§ What is asked
Exclude the pictures; give every entry again exactly as written.

§ Dataset records
********

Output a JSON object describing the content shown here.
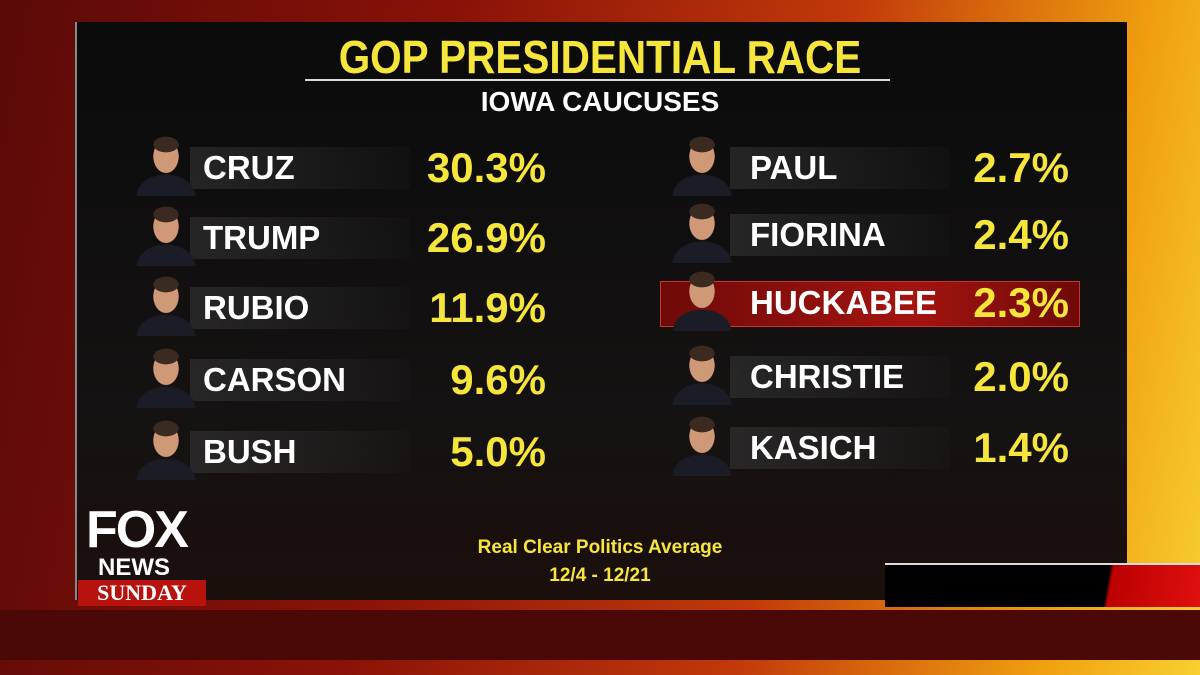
{
  "header": {
    "title": "GOP PRESIDENTIAL RACE",
    "subtitle": "IOWA CAUCUSES"
  },
  "candidates": {
    "left": [
      {
        "name": "CRUZ",
        "value": "30.3%"
      },
      {
        "name": "TRUMP",
        "value": "26.9%"
      },
      {
        "name": "RUBIO",
        "value": "11.9%"
      },
      {
        "name": "CARSON",
        "value": "9.6%"
      },
      {
        "name": "BUSH",
        "value": "5.0%"
      }
    ],
    "right": [
      {
        "name": "PAUL",
        "value": "2.7%"
      },
      {
        "name": "FIORINA",
        "value": "2.4%"
      },
      {
        "name": "HUCKABEE",
        "value": "2.3%"
      },
      {
        "name": "CHRISTIE",
        "value": "2.0%"
      },
      {
        "name": "KASICH",
        "value": "1.4%"
      }
    ]
  },
  "source": {
    "name": "Real Clear Politics Average",
    "dates": "12/4 - 12/21"
  },
  "logo": {
    "line1": "FOX",
    "line2": "NEWS",
    "line3": "SUNDAY"
  }
}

********

§ Response to the exercise
Output a JSON object describing the content shown here.
{
  "header": {
    "title": "GOP PRESIDENTIAL RACE",
    "subtitle": "IOWA CAUCUSES"
  },
  "candidates": {
    "left": [
      {
        "name": "CRUZ",
        "value": "30.3%"
      },
      {
        "name": "TRUMP",
        "value": "26.9%"
      },
      {
        "name": "RUBIO",
        "value": "11.9%"
      },
      {
        "name": "CARSON",
        "value": "9.6%"
      },
      {
        "name": "BUSH",
        "value": "5.0%"
      }
    ],
    "right": [
      {
        "name": "PAUL",
        "value": "2.7%"
      },
      {
        "name": "FIORINA",
        "value": "2.4%"
      },
      {
        "name": "HUCKABEE",
        "value": "2.3%"
      },
      {
        "name": "CHRISTIE",
        "value": "2.0%"
      },
      {
        "name": "KASICH",
        "value": "1.4%"
      }
    ]
  },
  "source": {
    "name": "Real Clear Politics Average",
    "dates": "12/4 - 12/21"
  },
  "logo": {
    "line1": "FOX",
    "line2": "NEWS",
    "line3": "SUNDAY"
  }
}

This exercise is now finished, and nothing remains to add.